_Directions_.
A. List, in order, the page sections that the passage on site layout and linkbacks says the HTML should follow.
B. Write the next part of the passage on site layout and linkbacks, picking up after its final sentence.

_Passage_.
┄┄┄┄┄┄

Take the following common design mistake as an example. You have a site with a header, left sidebar, content and footer. a pretty common setup (see visual representation).

A designer not concerned with semantic markup may simply layout the page in the following order: HEADER, SIDEBAR, CONTENT, FOOTER. Unfortunately, this causes the bots to believe the text, links, etc., of the sidebar are more relevant than that in the content area – which rarely is the case. It is therefore important to layout the page as HEADER, CONTENT, SIDEBAR, FOOTER in the HTML, while using CSS to control the end display.

Semantic layout is not black and white, but rather very much a sliding scale. Sometimes it is simply not possible to have the most logically hierarchical markup and maintain particular features of the site. Take the hits where you need to, and just do your best.

Linkbacks from other sites

I should say, linkbacks from other authority sites. The principle goes something like this: Site A is a great and powerful site that has been around for ages (think NYT.com, Yahoo, TechCrunch, etc.), Site A links to Site B for whatever reason. Google sees this link and figures, “hell, if Site A thinks Site B is good, and we think Site A is good, then Site B is probably good too.” And the value of linkbacks for SEO is born.

Now, any fool can go out and get your site linked to on a hundred thousand sites overnight, and many will try to charge you bags of money to do just this. Don’t buy it. Getting natural linkbacks from other sites is tough work, but is the only truly valuable form of linkbacks.

┄┄┄┄┄┄

Document understanding data
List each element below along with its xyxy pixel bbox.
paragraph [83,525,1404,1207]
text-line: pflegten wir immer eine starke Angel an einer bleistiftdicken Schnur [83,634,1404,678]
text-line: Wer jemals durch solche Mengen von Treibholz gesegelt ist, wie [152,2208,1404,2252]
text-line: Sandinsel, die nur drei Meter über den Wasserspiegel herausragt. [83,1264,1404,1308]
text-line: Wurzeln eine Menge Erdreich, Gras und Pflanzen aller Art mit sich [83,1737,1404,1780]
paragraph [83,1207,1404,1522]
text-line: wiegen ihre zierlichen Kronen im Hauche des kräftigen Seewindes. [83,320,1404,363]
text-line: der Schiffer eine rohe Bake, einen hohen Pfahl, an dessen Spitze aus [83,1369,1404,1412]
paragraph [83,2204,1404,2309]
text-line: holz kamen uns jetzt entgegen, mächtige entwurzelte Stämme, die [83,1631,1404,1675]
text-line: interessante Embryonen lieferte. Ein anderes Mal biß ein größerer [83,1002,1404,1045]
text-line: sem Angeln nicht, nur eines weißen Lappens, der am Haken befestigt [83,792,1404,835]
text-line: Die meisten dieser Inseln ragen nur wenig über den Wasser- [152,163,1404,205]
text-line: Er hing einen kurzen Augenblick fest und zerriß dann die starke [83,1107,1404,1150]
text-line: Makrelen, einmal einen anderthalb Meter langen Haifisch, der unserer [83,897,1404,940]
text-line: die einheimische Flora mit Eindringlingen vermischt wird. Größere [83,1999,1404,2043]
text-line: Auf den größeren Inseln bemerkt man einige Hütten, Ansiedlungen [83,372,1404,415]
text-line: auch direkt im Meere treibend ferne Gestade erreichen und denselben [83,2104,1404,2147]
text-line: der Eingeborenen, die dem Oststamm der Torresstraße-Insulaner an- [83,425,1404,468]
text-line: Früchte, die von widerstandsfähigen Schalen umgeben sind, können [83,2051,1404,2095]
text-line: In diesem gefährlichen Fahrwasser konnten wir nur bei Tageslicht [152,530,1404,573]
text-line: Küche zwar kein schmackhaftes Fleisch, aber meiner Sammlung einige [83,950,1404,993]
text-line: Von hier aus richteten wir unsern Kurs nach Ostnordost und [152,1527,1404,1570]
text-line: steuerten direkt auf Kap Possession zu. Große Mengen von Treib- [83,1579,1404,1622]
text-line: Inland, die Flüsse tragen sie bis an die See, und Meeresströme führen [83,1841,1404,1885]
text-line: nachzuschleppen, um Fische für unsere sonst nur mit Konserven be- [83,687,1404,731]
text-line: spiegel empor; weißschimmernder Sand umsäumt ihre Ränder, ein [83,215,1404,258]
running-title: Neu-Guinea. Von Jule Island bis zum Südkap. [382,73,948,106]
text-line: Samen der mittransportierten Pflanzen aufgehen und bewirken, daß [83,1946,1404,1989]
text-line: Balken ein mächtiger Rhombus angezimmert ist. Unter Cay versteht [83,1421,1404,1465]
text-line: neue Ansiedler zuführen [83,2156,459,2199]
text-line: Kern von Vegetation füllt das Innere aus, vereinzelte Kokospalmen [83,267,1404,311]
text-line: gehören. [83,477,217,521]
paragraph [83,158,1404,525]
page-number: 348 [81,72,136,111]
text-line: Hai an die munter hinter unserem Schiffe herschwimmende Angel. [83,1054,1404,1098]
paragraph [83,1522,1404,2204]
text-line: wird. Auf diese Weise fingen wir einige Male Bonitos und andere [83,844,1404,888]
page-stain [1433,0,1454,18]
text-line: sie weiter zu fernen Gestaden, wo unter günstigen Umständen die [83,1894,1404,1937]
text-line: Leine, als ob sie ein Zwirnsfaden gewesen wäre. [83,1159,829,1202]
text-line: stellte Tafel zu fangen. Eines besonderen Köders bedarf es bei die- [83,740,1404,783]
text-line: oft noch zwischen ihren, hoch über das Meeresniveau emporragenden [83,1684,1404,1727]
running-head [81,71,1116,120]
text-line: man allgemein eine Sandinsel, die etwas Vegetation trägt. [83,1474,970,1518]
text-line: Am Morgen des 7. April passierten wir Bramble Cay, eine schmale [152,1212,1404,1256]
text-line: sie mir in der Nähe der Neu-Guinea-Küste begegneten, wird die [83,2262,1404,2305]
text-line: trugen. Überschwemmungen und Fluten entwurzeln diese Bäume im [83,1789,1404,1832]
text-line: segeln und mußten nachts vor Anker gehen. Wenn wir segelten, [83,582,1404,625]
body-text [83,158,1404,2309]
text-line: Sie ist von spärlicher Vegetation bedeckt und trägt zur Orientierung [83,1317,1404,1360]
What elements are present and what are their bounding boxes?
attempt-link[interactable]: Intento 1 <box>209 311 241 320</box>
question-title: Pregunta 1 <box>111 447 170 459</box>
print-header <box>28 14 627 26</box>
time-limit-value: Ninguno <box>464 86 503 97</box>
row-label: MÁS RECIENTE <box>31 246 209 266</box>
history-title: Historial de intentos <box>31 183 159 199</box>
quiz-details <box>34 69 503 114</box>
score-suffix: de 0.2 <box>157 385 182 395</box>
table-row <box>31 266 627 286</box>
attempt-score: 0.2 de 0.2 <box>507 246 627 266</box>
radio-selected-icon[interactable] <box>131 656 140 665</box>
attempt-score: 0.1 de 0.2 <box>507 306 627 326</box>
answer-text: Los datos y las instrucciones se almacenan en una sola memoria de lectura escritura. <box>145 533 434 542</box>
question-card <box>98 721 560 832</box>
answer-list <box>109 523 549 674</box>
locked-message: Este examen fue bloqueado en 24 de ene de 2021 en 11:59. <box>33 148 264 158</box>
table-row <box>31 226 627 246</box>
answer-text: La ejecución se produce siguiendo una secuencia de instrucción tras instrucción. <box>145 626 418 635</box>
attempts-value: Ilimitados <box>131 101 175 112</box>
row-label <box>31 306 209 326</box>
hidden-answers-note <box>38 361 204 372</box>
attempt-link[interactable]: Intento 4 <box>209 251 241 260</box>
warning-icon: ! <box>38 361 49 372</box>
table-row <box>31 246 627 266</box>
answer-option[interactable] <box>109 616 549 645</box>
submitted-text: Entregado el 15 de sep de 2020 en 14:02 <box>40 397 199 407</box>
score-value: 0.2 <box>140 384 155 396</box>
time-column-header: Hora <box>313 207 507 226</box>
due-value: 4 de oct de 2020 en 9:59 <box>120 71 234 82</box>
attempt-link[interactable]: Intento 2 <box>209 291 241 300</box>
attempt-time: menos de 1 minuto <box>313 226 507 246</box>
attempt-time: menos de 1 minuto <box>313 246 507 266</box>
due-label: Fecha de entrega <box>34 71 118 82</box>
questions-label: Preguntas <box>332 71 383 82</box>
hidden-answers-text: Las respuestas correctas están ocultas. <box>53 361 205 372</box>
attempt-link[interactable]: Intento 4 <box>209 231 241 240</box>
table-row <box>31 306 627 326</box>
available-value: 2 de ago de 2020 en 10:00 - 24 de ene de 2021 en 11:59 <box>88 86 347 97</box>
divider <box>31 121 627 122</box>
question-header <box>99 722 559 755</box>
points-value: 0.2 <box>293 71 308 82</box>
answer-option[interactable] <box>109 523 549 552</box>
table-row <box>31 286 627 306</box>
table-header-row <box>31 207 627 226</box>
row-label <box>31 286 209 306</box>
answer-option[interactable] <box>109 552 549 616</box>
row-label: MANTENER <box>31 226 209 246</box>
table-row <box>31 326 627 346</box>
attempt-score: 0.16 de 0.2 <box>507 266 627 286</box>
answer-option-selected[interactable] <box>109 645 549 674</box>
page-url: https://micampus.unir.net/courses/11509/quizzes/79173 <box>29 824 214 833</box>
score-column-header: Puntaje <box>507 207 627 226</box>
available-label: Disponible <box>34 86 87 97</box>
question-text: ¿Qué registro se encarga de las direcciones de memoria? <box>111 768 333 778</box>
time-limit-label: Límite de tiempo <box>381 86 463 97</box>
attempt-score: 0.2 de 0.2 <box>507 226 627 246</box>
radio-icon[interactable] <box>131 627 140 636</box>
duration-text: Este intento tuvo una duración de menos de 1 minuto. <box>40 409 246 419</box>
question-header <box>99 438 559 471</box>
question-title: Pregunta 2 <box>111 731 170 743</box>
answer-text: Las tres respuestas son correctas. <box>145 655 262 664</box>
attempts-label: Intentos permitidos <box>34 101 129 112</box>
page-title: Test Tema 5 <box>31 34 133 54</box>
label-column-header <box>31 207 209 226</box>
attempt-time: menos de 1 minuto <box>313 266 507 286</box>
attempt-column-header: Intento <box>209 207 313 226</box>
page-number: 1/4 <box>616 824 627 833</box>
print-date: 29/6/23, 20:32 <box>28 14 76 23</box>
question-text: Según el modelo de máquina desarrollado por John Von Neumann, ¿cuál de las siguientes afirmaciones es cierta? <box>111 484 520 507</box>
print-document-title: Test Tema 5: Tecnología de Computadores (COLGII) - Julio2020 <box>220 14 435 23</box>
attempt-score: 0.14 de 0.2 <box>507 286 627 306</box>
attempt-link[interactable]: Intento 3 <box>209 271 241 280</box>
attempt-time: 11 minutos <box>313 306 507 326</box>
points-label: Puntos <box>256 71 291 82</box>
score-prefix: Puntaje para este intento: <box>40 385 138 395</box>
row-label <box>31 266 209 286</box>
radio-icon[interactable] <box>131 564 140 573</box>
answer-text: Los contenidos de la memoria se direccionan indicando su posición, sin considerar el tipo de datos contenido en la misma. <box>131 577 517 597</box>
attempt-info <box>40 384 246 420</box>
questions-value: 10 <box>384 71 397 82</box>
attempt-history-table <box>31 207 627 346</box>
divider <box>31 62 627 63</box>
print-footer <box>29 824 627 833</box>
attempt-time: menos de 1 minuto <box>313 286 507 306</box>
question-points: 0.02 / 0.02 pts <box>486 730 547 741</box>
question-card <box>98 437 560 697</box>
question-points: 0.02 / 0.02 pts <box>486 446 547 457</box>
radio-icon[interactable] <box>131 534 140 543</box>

┄┄┄┄┄┄

_Activity answers_.
A. HEADER, CONTENT, SIDEBAR, FOOTER

B.
There are a number of ways to do this, but really, in principle they all relate to creating content that people are interested in reading.

Age of site/Page Rank

This goes back to the “authority” bit in the section above. With new sites created and abandoned every day, it makes sense that Google pays attention and values sites that have been around for a long time, or have earned a higher Google Page Rank. It doesn’t necessarily make them a better source of information, but as a fuzzy rule, it does hold weight.

Additionally, this is often the reason sites that have followed all the rules above still aren’t owning their desired keywords – particularly when those keywords are in highly competitive markets (travel, web, consumer electronics, etc.).

If you feel you’ve done everything perfectly, and still you’re not getting the SERPs you feel you deserve, perhaps a bit of patience is in order.

Meta Descriptions and Keywords

Ah, meta tags. If I had 10 cents for every time I’ve had clients sweat about their meta tags, I would be writing this from a tropical beach somewhere and not worrying about the piles of work I still have to get done today.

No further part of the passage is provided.